(Stored records)
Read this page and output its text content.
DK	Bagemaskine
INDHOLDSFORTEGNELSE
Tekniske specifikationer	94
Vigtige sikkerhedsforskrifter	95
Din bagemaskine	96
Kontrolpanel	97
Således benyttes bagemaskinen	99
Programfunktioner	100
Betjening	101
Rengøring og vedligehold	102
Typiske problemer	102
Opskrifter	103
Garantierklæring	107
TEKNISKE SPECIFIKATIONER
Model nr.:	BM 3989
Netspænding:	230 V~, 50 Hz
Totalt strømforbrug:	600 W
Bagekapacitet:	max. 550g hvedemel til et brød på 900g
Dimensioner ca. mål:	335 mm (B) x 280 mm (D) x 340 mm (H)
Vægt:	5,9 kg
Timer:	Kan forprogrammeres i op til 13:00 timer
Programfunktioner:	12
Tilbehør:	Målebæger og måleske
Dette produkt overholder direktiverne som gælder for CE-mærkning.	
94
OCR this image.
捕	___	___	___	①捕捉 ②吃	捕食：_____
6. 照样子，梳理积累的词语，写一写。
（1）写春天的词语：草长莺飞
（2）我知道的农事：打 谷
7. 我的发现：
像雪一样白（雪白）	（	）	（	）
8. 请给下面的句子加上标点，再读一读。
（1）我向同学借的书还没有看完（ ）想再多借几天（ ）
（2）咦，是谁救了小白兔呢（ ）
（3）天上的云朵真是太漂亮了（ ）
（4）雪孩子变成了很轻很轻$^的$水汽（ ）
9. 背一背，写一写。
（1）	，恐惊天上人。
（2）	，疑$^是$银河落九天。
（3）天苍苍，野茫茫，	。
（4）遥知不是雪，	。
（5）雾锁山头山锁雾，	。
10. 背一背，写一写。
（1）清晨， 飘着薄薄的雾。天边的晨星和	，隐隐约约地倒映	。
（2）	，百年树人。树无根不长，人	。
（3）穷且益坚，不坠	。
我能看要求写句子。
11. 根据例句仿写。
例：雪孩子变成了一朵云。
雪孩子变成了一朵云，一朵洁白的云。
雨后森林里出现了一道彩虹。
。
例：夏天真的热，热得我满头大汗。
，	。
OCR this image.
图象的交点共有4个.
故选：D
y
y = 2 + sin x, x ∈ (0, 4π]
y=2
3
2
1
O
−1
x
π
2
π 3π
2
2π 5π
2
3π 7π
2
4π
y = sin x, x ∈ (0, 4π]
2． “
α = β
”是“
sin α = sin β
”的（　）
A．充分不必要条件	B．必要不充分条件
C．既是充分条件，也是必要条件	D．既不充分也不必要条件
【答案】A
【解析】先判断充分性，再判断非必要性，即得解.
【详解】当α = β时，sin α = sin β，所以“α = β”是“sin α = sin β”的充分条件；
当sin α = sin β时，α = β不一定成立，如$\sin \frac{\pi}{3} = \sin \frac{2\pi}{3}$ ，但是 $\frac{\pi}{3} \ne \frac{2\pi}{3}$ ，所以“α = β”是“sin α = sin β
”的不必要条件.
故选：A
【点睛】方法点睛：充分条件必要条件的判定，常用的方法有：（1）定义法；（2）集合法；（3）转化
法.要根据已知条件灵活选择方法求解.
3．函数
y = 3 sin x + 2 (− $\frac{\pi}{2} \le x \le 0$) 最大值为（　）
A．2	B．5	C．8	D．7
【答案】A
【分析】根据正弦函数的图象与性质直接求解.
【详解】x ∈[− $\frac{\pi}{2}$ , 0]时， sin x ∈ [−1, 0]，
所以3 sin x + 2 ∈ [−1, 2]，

__Written instruction__.
Restate the whole listing exactly.

__Solution__.
Read this page and output its text content.
DK	Bagemaskine
INDHOLDSFORTEGNELSE
Tekniske specifikationer	94
Vigtige sikkerhedsforskrifter	95
Din bagemaskine	96
Kontrolpanel	97
Således benyttes bagemaskinen	99
Programfunktioner	100
Betjening	101
Rengøring og vedligehold	102
Typiske problemer	102
Opskrifter	103
Garantierklæring	107
TEKNISKE SPECIFIKATIONER
Model nr.:	BM 3989
Netspænding:	230 V~, 50 Hz
Totalt strømforbrug:	600 W
Bagekapacitet:	max. 550g hvedemel til et brød på 900g
Dimensioner ca. mål:	335 mm (B) x 280 mm (D) x 340 mm (H)
Vægt:	5,9 kg
Timer:	Kan forprogrammeres i op til 13:00 timer
Programfunktioner:	12
Tilbehør:	Målebæger og måleske
Dette produkt overholder direktiverne som gælder for CE-mærkning.	
94
OCR this image.
捕	___	___	___	①捕捉 ②吃	捕食：_____
6. 照样子，梳理积累的词语，写一写。
（1）写春天的词语：草长莺飞
（2）我知道的农事：打 谷
7. 我的发现：
像雪一样白（雪白）	（	）	（	）
8. 请给下面的句子加上标点，再读一读。
（1）我向同学借的书还没有看完（ ）想再多借几天（ ）
（2）咦，是谁救了小白兔呢（ ）
（3）天上的云朵真是太漂亮了（ ）
（4）雪孩子变成了很轻很轻$^的$水汽（ ）
9. 背一背，写一写。
（1）	，恐惊天上人。
（2）	，疑$^是$银河落九天。
（3）天苍苍，野茫茫，	。
（4）遥知不是雪，	。
（5）雾锁山头山锁雾，	。
10. 背一背，写一写。
（1）清晨， 飘着薄薄的雾。天边的晨星和	，隐隐约约地倒映	。
（2）	，百年树人。树无根不长，人	。
（3）穷且益坚，不坠	。
我能看要求写句子。
11. 根据例句仿写。
例：雪孩子变成了一朵云。
雪孩子变成了一朵云，一朵洁白的云。
雨后森林里出现了一道彩虹。
。
例：夏天真的热，热得我满头大汗。
，	。
OCR this image.
图象的交点共有4个.
故选：D
y
y = 2 + sin x, x ∈ (0, 4π]
y=2
3
2
1
O
−1
x
π
2
π 3π
2
2π 5π
2
3π 7π
2
4π
y = sin x, x ∈ (0, 4π]
2． “
α = β
”是“
sin α = sin β
”的（　）
A．充分不必要条件	B．必要不充分条件
C．既是充分条件，也是必要条件	D．既不充分也不必要条件
【答案】A
【解析】先判断充分性，再判断非必要性，即得解.
【详解】当α = β时，sin α = sin β，所以“α = β”是“sin α = sin β”的充分条件；
当sin α = sin β时，α = β不一定成立，如$\sin \frac{\pi}{3} = \sin \frac{2\pi}{3}$ ，但是 $\frac{\pi}{3} \ne \frac{2\pi}{3}$ ，所以“α = β”是“sin α = sin β
”的不必要条件.
故选：A
【点睛】方法点睛：充分条件必要条件的判定，常用的方法有：（1）定义法；（2）集合法；（3）转化
法.要根据已知条件灵活选择方法求解.
3．函数
y = 3 sin x + 2 (− $\frac{\pi}{2} \le x \le 0$) 最大值为（　）
A．2	B．5	C．8	D．7
【答案】A
【分析】根据正弦函数的图象与性质直接求解.
【详解】x ∈[− $\frac{\pi}{2}$ , 0]时， sin x ∈ [−1, 0]，
所以3 sin x + 2 ∈ [−1, 2]，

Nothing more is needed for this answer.